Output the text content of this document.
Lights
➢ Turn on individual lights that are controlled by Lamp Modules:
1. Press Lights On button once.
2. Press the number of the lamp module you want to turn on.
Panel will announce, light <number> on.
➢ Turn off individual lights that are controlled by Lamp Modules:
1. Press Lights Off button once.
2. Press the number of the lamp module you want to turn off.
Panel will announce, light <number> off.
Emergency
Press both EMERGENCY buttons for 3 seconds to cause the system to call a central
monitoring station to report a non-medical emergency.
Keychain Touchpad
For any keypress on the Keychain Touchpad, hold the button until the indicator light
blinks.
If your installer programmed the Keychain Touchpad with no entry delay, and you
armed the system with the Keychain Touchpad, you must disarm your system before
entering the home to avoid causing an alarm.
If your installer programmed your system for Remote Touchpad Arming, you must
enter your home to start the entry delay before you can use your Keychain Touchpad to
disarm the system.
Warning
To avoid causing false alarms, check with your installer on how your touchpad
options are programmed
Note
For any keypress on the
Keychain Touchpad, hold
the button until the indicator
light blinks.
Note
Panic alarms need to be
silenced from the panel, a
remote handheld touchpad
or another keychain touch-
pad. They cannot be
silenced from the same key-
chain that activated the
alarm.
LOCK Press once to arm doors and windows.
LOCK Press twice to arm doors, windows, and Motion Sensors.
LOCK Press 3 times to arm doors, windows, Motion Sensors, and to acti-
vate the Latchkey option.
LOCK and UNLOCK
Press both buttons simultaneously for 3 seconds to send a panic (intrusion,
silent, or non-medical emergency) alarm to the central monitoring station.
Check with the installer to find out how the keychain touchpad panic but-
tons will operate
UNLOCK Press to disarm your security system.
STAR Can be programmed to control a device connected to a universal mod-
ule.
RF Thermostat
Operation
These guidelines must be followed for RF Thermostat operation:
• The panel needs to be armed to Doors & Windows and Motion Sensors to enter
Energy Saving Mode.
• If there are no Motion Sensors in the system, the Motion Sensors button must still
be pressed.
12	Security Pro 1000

Task description
Go through the entries and repeat each one exactly.

Result for this task
Output the text content of this document.
Lights
➢ Turn on individual lights that are controlled by Lamp Modules:
1. Press Lights On button once.
2. Press the number of the lamp module you want to turn on.
Panel will announce, light <number> on.
➢ Turn off individual lights that are controlled by Lamp Modules:
1. Press Lights Off button once.
2. Press the number of the lamp module you want to turn off.
Panel will announce, light <number> off.
Emergency
Press both EMERGENCY buttons for 3 seconds to cause the system to call a central
monitoring station to report a non-medical emergency.
Keychain Touchpad
For any keypress on the Keychain Touchpad, hold the button until the indicator light
blinks.
If your installer programmed the Keychain Touchpad with no entry delay, and you
armed the system with the Keychain Touchpad, you must disarm your system before
entering the home to avoid causing an alarm.
If your installer programmed your system for Remote Touchpad Arming, you must
enter your home to start the entry delay before you can use your Keychain Touchpad to
disarm the system.
Warning
To avoid causing false alarms, check with your installer on how your touchpad
options are programmed
Note
For any keypress on the
Keychain Touchpad, hold
the button until the indicator
light blinks.
Note
Panic alarms need to be
silenced from the panel, a
remote handheld touchpad
or another keychain touch-
pad. They cannot be
silenced from the same key-
chain that activated the
alarm.
LOCK Press once to arm doors and windows.
LOCK Press twice to arm doors, windows, and Motion Sensors.
LOCK Press 3 times to arm doors, windows, Motion Sensors, and to acti-
vate the Latchkey option.
LOCK and UNLOCK
Press both buttons simultaneously for 3 seconds to send a panic (intrusion,
silent, or non-medical emergency) alarm to the central monitoring station.
Check with the installer to find out how the keychain touchpad panic but-
tons will operate
UNLOCK Press to disarm your security system.
STAR Can be programmed to control a device connected to a universal mod-
ule.
RF Thermostat
Operation
These guidelines must be followed for RF Thermostat operation:
• The panel needs to be armed to Doors & Windows and Motion Sensors to enter
Energy Saving Mode.
• If there are no Motion Sensors in the system, the Motion Sensors button must still
be pressed.
12	Security Pro 1000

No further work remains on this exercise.